===== Dataset records =====

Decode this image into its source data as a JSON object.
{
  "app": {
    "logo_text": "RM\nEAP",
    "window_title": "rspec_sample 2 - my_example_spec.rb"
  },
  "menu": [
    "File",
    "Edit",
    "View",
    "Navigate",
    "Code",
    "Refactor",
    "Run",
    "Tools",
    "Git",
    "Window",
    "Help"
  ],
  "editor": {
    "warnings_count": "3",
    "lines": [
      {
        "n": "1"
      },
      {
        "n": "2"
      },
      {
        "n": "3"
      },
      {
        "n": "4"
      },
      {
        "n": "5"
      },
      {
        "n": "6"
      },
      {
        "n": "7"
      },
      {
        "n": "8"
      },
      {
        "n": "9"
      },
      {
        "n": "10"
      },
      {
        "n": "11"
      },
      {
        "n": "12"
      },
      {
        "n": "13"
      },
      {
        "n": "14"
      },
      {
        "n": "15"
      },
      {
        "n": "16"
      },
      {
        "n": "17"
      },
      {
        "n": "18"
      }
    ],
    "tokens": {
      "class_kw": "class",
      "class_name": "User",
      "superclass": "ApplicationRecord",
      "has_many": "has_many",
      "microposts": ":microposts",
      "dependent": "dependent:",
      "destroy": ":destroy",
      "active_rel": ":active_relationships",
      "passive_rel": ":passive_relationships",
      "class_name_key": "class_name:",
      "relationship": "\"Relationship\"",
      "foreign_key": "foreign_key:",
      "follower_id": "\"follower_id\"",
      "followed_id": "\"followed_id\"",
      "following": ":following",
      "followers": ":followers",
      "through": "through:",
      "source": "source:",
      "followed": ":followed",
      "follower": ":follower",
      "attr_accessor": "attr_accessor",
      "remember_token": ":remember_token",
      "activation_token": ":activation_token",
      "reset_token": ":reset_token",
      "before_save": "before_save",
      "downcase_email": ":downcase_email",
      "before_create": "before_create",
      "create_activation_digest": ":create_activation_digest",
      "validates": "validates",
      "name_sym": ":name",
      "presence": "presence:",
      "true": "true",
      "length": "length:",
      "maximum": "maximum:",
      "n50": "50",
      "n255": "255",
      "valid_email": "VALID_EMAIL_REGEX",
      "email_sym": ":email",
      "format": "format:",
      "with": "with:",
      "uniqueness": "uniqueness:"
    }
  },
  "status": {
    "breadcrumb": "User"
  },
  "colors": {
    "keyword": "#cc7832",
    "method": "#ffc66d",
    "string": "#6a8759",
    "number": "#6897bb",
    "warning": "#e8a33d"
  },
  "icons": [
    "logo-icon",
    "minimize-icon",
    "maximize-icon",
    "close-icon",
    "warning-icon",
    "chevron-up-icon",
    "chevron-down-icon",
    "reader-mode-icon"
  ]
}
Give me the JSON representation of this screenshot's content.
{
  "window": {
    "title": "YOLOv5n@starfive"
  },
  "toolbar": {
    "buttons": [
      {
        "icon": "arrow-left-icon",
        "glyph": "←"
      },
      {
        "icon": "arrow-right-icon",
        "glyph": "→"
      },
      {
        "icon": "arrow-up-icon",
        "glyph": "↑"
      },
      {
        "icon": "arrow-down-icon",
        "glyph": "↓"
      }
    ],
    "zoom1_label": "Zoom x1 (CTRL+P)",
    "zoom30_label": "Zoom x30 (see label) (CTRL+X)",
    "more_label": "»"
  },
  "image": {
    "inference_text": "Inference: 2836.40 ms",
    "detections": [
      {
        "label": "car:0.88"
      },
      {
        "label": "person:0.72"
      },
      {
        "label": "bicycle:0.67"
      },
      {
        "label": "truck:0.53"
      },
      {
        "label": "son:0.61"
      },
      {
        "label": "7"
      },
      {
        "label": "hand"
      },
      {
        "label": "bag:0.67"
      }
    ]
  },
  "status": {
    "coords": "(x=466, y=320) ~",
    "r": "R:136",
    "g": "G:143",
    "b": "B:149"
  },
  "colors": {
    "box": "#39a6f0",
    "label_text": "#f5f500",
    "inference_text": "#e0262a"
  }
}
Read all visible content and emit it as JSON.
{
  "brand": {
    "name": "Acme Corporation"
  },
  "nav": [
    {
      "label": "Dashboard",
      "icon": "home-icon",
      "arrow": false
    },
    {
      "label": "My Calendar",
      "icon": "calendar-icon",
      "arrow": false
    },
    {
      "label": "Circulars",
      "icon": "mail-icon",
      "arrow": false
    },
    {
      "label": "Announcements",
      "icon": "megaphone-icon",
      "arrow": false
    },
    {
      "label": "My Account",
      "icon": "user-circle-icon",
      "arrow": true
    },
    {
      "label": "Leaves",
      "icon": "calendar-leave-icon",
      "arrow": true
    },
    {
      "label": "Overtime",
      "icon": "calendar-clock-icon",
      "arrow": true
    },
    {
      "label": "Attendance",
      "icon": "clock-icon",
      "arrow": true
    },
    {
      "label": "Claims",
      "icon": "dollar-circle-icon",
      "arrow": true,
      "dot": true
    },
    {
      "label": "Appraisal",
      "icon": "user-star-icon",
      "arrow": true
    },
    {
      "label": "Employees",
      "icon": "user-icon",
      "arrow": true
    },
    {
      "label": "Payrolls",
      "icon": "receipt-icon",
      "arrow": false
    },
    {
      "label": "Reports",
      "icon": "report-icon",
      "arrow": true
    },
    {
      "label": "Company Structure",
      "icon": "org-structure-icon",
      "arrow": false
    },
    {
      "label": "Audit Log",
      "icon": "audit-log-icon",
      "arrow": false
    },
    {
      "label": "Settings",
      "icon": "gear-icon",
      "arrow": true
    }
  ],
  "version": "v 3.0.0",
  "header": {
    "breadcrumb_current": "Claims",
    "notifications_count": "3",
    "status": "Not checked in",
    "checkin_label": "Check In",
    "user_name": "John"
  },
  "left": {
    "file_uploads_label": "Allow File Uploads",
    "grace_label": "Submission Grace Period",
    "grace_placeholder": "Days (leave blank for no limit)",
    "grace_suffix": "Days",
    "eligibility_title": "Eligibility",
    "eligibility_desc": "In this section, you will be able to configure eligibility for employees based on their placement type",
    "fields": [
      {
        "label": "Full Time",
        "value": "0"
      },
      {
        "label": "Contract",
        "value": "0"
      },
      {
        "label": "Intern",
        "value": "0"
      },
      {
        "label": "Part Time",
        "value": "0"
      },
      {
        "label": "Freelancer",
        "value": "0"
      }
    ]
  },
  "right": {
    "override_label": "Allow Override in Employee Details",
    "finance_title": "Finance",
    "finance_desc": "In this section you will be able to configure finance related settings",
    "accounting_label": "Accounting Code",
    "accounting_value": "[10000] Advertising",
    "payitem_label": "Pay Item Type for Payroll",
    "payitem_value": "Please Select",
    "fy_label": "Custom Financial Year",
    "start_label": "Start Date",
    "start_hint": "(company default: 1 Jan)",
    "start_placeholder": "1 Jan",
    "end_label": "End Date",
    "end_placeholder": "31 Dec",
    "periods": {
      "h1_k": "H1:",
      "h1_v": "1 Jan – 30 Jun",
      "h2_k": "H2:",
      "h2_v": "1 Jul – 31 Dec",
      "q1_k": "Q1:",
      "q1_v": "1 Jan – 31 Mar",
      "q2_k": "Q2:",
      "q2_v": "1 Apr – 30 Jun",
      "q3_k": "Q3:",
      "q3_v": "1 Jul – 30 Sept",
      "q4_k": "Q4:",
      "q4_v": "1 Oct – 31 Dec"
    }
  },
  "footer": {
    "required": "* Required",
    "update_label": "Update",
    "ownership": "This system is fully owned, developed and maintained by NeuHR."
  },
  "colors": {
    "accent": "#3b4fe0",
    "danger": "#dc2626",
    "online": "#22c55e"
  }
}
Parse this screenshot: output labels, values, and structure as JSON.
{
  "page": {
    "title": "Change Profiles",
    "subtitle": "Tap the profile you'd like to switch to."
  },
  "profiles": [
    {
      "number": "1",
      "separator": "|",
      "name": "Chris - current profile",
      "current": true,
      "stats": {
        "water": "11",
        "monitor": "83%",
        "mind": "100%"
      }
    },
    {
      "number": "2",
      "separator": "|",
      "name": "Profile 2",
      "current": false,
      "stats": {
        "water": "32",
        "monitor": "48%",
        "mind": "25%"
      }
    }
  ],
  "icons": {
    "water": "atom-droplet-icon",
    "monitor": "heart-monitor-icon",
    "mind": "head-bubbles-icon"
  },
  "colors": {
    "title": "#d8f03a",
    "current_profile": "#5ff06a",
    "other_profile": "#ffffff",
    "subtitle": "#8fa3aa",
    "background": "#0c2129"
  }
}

=====

* **To be done**:
Check each line above for the word "circle", and copy the lines where it appears.

* **Full answer**:
      "icon": "user-circle-icon",
      "icon": "dollar-circle-icon",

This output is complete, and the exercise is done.